Records for processing:
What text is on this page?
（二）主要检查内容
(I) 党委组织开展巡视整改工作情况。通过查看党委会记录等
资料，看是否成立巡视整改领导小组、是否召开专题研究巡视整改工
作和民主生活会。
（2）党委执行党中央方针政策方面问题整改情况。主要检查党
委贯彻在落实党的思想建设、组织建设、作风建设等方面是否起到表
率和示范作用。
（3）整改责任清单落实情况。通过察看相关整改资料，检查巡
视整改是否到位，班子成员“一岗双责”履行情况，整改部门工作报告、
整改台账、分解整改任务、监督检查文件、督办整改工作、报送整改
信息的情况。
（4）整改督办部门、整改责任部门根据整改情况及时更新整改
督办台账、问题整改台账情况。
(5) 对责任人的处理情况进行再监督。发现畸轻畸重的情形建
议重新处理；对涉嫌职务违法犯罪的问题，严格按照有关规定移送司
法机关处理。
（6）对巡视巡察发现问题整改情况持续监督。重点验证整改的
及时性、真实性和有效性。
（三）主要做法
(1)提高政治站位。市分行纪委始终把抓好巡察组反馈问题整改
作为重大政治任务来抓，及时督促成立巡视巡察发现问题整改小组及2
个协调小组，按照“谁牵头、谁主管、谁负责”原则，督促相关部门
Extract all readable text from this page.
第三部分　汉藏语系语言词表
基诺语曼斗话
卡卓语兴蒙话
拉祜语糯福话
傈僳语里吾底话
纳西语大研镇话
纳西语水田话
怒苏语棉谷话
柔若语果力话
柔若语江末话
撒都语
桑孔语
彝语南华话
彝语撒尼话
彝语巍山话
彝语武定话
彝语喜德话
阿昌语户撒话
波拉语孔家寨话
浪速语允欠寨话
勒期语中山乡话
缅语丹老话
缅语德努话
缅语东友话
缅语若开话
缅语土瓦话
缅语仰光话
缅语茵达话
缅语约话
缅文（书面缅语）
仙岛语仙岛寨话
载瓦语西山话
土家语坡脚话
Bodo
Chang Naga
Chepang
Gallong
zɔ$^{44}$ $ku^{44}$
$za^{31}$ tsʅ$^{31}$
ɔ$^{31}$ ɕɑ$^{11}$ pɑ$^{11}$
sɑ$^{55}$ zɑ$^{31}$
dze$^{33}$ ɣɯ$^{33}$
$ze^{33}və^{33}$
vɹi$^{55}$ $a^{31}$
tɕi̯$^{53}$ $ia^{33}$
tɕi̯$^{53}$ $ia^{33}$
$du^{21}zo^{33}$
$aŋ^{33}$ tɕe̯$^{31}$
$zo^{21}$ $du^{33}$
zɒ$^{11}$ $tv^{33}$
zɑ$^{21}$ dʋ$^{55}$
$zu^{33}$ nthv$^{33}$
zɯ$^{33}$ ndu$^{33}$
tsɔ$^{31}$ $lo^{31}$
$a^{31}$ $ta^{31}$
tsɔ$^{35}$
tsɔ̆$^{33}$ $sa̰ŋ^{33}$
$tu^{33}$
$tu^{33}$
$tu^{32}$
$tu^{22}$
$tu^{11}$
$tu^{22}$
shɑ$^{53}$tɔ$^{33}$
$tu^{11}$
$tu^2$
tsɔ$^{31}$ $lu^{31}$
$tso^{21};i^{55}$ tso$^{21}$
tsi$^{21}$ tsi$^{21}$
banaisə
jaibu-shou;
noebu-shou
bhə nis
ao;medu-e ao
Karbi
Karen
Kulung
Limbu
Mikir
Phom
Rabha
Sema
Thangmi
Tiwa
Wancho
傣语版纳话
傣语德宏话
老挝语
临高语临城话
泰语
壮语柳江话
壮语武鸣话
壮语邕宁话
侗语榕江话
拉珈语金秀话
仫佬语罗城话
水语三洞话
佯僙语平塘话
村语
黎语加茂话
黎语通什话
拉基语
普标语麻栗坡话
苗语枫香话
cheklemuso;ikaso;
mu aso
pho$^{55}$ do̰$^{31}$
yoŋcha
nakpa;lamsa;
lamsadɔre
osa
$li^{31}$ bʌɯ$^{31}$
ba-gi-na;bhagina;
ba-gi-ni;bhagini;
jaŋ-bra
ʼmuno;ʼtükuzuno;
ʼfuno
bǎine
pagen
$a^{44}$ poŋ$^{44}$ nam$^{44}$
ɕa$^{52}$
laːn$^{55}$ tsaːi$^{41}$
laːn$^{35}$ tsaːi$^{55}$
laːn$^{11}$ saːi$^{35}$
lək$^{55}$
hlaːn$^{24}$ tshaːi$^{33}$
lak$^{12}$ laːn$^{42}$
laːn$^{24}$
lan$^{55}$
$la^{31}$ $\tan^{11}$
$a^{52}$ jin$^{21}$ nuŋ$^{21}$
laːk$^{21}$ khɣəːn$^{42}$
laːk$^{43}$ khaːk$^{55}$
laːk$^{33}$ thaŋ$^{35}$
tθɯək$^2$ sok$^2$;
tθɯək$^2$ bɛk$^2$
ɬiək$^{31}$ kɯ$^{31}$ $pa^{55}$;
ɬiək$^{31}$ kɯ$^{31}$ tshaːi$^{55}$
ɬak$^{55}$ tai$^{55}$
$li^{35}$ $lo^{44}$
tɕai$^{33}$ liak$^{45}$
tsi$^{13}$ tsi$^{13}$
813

Work instructions: Set down every record above exactly as given.

Exercise solution:
What text is on this page?
（二）主要检查内容
(I) 党委组织开展巡视整改工作情况。通过查看党委会记录等
资料，看是否成立巡视整改领导小组、是否召开专题研究巡视整改工
作和民主生活会。
（2）党委执行党中央方针政策方面问题整改情况。主要检查党
委贯彻在落实党的思想建设、组织建设、作风建设等方面是否起到表
率和示范作用。
（3）整改责任清单落实情况。通过察看相关整改资料，检查巡
视整改是否到位，班子成员“一岗双责”履行情况，整改部门工作报告、
整改台账、分解整改任务、监督检查文件、督办整改工作、报送整改
信息的情况。
（4）整改督办部门、整改责任部门根据整改情况及时更新整改
督办台账、问题整改台账情况。
(5) 对责任人的处理情况进行再监督。发现畸轻畸重的情形建
议重新处理；对涉嫌职务违法犯罪的问题，严格按照有关规定移送司
法机关处理。
（6）对巡视巡察发现问题整改情况持续监督。重点验证整改的
及时性、真实性和有效性。
（三）主要做法
(1)提高政治站位。市分行纪委始终把抓好巡察组反馈问题整改
作为重大政治任务来抓，及时督促成立巡视巡察发现问题整改小组及2
个协调小组，按照“谁牵头、谁主管、谁负责”原则，督促相关部门
Extract all readable text from this page.
第三部分　汉藏语系语言词表
基诺语曼斗话
卡卓语兴蒙话
拉祜语糯福话
傈僳语里吾底话
纳西语大研镇话
纳西语水田话
怒苏语棉谷话
柔若语果力话
柔若语江末话
撒都语
桑孔语
彝语南华话
彝语撒尼话
彝语巍山话
彝语武定话
彝语喜德话
阿昌语户撒话
波拉语孔家寨话
浪速语允欠寨话
勒期语中山乡话
缅语丹老话
缅语德努话
缅语东友话
缅语若开话
缅语土瓦话
缅语仰光话
缅语茵达话
缅语约话
缅文（书面缅语）
仙岛语仙岛寨话
载瓦语西山话
土家语坡脚话
Bodo
Chang Naga
Chepang
Gallong
zɔ$^{44}$ $ku^{44}$
$za^{31}$ tsʅ$^{31}$
ɔ$^{31}$ ɕɑ$^{11}$ pɑ$^{11}$
sɑ$^{55}$ zɑ$^{31}$
dze$^{33}$ ɣɯ$^{33}$
$ze^{33}və^{33}$
vɹi$^{55}$ $a^{31}$
tɕi̯$^{53}$ $ia^{33}$
tɕi̯$^{53}$ $ia^{33}$
$du^{21}zo^{33}$
$aŋ^{33}$ tɕe̯$^{31}$
$zo^{21}$ $du^{33}$
zɒ$^{11}$ $tv^{33}$
zɑ$^{21}$ dʋ$^{55}$
$zu^{33}$ nthv$^{33}$
zɯ$^{33}$ ndu$^{33}$
tsɔ$^{31}$ $lo^{31}$
$a^{31}$ $ta^{31}$
tsɔ$^{35}$
tsɔ̆$^{33}$ $sa̰ŋ^{33}$
$tu^{33}$
$tu^{33}$
$tu^{32}$
$tu^{22}$
$tu^{11}$
$tu^{22}$
shɑ$^{53}$tɔ$^{33}$
$tu^{11}$
$tu^2$
tsɔ$^{31}$ $lu^{31}$
$tso^{21};i^{55}$ tso$^{21}$
tsi$^{21}$ tsi$^{21}$
banaisə
jaibu-shou;
noebu-shou
bhə nis
ao;medu-e ao
Karbi
Karen
Kulung
Limbu
Mikir
Phom
Rabha
Sema
Thangmi
Tiwa
Wancho
傣语版纳话
傣语德宏话
老挝语
临高语临城话
泰语
壮语柳江话
壮语武鸣话
壮语邕宁话
侗语榕江话
拉珈语金秀话
仫佬语罗城话
水语三洞话
佯僙语平塘话
村语
黎语加茂话
黎语通什话
拉基语
普标语麻栗坡话
苗语枫香话
cheklemuso;ikaso;
mu aso
pho$^{55}$ do̰$^{31}$
yoŋcha
nakpa;lamsa;
lamsadɔre
osa
$li^{31}$ bʌɯ$^{31}$
ba-gi-na;bhagina;
ba-gi-ni;bhagini;
jaŋ-bra
ʼmuno;ʼtükuzuno;
ʼfuno
bǎine
pagen
$a^{44}$ poŋ$^{44}$ nam$^{44}$
ɕa$^{52}$
laːn$^{55}$ tsaːi$^{41}$
laːn$^{35}$ tsaːi$^{55}$
laːn$^{11}$ saːi$^{35}$
lək$^{55}$
hlaːn$^{24}$ tshaːi$^{33}$
lak$^{12}$ laːn$^{42}$
laːn$^{24}$
lan$^{55}$
$la^{31}$ $\tan^{11}$
$a^{52}$ jin$^{21}$ nuŋ$^{21}$
laːk$^{21}$ khɣəːn$^{42}$
laːk$^{43}$ khaːk$^{55}$
laːk$^{33}$ thaŋ$^{35}$
tθɯək$^2$ sok$^2$;
tθɯək$^2$ bɛk$^2$
ɬiək$^{31}$ kɯ$^{31}$ $pa^{55}$;
ɬiək$^{31}$ kɯ$^{31}$ tshaːi$^{55}$
ɬak$^{55}$ tai$^{55}$
$li^{35}$ $lo^{44}$
tɕai$^{33}$ liak$^{45}$
tsi$^{13}$ tsi$^{13}$
813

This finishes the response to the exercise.